(TEXT FOR ANALYSIS begins)

Patients with grade 3-5 splenic injuries undergoing non-operative management (NOM) should be observed initially in a monitored intermediate care unit or intensive care unit (ICU). Appropriate initial monitoring includes the capacity to provide hourly vital signs as well as cardiac, oxygen saturation and urine output monitoring. Serial examination by a general surgeon is essential.
Hemoglobin should be monitored at regular intervals until stabilized.
It is recommended that therapeutic anticoagulation be reversed promptly in patients with high risk splenic injury, unless the risk of reversal is considered higher than the risk of splenic hemorrhage.
Repeat CT imaging in hemodynamically stable patients should be obtained within 72 hours post injury for grade 3-5 splenic injuries. Any changes in clinical status should prompt urgent reassessment, including laboratory investigations and/or CT as appropriate.
There is no need to restrict mobilization in patients with splenic injury and early mobilization is encouraged. Patients with high risk injuries should remain supervised until assessed as safe to ambulate independently off unit.
CT-confirmed grade 3-5 splenic injuries, particularly with evidence of active haemorrhage or pseudoaneurysm, anticoagulated patient, associated major injury, age ≥65 or limited physiologic reserve.
Post-discharge, patients with grade 3-5 splenic injuries should avoid contact sports or vigorous activities for at least 8 weeks. Patients with grade 3-5 splenic injuries should be re-imaged prior to resuming high-risk activities.
VII. Venous thromboembolism (VTE) prophylaxis
Pharmacologic prophylaxis to prevent venous thromboembolism (VTE) can be used for patients with isolated blunt splenic injuries without increasing the failure rate of non-operative management. Although the optimal timing of safe initiation has not been determined, deep vein thrombosis (DVT) prophylaxis may be started as soon as possible after trauma and within 12 hours for every Grade of splenic injury (e.g. 36 hours for grade 3 injury) or sooner if hemoglobin is stable. [Adopted from EAST and WSES with modification]
Mechanical prophylaxis should be used in all patients with absolute contraindication to pharmacologic prophylaxis, except in patients with lower extremity trauma in which case mechanical prophylaxis is not efficacious. [Adopted from WSES with modification]
VIII. Overwhelming post splenectomy infection (OPSI) prophylaxis
Patients should receive immunization against the encapsulated bacteria (
S. pneumoniae, H. influenzae, and N. meningitidis
) post-splenectomy or post-proximal angioembolization. Refer to
national guidelines
for vaccine dosage. [Adopted from WSES with modification]
Revaccination against pneumococcus is recommended every 10 years.

(TEXT FOR ANALYSIS ends)
(RECORD SET begins)

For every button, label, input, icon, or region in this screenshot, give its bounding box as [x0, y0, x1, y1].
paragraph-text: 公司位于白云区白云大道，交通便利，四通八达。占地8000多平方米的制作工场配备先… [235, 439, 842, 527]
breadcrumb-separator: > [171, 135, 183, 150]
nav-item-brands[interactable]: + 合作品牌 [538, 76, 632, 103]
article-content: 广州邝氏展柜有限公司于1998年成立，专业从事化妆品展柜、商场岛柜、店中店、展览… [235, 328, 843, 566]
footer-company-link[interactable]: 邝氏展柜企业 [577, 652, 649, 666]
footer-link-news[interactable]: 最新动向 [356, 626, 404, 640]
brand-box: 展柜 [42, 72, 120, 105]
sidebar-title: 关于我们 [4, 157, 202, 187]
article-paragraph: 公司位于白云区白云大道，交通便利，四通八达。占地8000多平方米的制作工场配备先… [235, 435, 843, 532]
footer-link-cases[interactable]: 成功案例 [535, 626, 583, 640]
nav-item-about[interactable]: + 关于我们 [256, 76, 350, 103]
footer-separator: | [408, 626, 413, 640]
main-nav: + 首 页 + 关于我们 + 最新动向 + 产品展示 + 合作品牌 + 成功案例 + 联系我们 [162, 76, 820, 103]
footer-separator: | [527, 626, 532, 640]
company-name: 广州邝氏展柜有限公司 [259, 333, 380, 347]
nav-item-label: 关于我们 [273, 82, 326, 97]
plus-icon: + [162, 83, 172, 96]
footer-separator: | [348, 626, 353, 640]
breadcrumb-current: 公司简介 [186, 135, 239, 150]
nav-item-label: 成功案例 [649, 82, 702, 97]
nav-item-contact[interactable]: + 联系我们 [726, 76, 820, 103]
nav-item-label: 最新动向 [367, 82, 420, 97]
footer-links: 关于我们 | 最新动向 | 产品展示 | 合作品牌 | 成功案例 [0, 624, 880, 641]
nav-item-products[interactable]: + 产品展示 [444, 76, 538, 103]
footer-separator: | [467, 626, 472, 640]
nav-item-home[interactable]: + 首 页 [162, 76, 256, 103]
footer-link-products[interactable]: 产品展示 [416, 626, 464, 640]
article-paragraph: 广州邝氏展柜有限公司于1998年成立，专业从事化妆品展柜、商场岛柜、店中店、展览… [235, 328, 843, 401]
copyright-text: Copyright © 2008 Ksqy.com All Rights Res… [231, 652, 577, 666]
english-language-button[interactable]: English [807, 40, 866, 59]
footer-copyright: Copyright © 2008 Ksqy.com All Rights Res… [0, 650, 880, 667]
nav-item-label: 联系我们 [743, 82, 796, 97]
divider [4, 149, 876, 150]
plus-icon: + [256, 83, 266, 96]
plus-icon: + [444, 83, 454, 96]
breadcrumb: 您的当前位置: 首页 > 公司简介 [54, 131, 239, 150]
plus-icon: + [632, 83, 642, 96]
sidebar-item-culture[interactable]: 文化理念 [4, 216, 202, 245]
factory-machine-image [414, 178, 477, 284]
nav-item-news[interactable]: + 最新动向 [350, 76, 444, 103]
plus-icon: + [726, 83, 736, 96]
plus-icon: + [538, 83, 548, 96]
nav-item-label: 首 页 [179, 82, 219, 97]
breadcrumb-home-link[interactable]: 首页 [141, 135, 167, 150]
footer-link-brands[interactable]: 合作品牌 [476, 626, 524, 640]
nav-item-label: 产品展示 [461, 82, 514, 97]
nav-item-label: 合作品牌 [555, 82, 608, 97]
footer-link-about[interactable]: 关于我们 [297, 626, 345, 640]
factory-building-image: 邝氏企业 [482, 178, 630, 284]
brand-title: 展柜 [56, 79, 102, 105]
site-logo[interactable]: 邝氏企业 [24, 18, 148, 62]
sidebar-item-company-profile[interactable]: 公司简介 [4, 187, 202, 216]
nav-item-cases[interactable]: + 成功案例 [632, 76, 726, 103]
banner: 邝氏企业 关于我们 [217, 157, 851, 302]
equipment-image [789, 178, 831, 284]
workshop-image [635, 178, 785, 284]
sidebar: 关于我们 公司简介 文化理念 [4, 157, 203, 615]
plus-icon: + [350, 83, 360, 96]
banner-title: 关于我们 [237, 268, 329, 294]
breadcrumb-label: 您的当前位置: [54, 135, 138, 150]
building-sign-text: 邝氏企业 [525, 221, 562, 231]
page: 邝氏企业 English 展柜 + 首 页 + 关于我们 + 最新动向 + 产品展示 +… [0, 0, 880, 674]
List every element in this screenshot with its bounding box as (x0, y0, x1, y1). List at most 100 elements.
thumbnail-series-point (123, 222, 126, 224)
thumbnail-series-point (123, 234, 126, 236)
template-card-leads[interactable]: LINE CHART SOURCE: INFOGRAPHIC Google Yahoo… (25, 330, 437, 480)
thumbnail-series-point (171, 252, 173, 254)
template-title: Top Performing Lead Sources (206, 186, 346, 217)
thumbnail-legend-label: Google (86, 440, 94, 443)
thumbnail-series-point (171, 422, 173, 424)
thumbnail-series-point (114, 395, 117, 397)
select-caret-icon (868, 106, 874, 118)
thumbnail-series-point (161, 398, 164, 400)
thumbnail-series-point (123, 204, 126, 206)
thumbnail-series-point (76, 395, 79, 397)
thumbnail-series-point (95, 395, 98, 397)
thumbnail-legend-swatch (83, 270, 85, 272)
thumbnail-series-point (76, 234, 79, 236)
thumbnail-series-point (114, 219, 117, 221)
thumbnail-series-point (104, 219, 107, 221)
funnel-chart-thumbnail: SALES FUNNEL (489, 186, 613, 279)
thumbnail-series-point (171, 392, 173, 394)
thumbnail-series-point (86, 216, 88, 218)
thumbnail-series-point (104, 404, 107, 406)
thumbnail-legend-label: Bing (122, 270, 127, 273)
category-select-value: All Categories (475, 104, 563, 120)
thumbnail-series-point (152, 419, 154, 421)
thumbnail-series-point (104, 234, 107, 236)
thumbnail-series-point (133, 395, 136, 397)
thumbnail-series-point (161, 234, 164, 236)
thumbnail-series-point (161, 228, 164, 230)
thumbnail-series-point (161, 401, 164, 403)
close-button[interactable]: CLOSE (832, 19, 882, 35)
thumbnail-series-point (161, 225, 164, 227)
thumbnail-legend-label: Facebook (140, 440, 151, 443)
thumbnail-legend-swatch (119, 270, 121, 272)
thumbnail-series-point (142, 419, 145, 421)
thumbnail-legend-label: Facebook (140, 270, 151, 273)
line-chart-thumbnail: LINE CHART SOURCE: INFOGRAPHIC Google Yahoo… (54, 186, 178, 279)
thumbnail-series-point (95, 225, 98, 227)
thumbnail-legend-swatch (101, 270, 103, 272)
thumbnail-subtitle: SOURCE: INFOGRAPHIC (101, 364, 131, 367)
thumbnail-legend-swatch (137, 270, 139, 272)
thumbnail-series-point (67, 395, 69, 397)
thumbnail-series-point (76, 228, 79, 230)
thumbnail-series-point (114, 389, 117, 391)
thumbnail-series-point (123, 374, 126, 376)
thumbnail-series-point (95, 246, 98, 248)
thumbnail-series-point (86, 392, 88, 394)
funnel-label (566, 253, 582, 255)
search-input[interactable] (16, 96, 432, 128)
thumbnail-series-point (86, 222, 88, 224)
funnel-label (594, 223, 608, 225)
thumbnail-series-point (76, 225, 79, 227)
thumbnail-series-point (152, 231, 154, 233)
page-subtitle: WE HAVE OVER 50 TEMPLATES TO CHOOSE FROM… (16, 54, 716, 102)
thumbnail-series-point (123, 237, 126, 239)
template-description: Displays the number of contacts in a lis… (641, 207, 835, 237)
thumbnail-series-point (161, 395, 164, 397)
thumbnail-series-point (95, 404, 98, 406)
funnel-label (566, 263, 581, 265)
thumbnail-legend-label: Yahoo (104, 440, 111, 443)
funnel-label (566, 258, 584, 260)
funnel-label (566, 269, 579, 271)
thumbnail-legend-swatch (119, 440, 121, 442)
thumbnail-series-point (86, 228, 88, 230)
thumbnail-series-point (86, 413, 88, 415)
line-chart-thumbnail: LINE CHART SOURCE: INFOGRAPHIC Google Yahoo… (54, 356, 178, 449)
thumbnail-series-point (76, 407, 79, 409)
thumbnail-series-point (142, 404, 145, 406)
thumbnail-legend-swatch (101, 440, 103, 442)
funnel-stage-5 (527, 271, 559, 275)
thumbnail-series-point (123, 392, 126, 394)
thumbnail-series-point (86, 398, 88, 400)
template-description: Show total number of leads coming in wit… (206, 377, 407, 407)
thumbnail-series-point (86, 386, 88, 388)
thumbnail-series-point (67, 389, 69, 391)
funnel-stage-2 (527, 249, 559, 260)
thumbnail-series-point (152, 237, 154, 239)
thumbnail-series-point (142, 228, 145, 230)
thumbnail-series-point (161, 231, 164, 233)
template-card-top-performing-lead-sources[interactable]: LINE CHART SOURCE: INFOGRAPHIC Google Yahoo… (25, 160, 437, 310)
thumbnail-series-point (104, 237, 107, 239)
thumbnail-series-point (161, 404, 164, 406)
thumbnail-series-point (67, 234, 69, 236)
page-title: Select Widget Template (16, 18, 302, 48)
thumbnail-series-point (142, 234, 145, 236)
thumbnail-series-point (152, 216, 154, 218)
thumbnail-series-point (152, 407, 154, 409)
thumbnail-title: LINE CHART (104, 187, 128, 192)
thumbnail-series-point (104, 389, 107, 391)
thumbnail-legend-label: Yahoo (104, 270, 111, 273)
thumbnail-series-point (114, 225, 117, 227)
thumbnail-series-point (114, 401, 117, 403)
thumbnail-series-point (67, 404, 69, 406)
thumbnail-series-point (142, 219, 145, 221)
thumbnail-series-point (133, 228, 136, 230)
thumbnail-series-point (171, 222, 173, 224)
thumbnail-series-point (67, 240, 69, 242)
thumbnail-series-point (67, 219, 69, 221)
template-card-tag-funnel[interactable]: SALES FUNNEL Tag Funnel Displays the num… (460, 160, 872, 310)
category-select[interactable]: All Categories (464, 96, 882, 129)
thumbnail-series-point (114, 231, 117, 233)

(RECORD SET ends)

Answer these questions from the splenic injury guidelines:
1. Within how many hours after injury should repeat CT imaging be obtained for hemodynamically stable patients with grade 3-5 splenic injuries?
2. For at least how long after discharge should patients with grade 3-5 splenic injuries avoid contact sports or vigorous activities?
3. How often is revaccination against pneumococcus recommended?
You will not need the records for this.

1. Within 72 hours.
2. At least 8 weeks.
3. Every 10 years.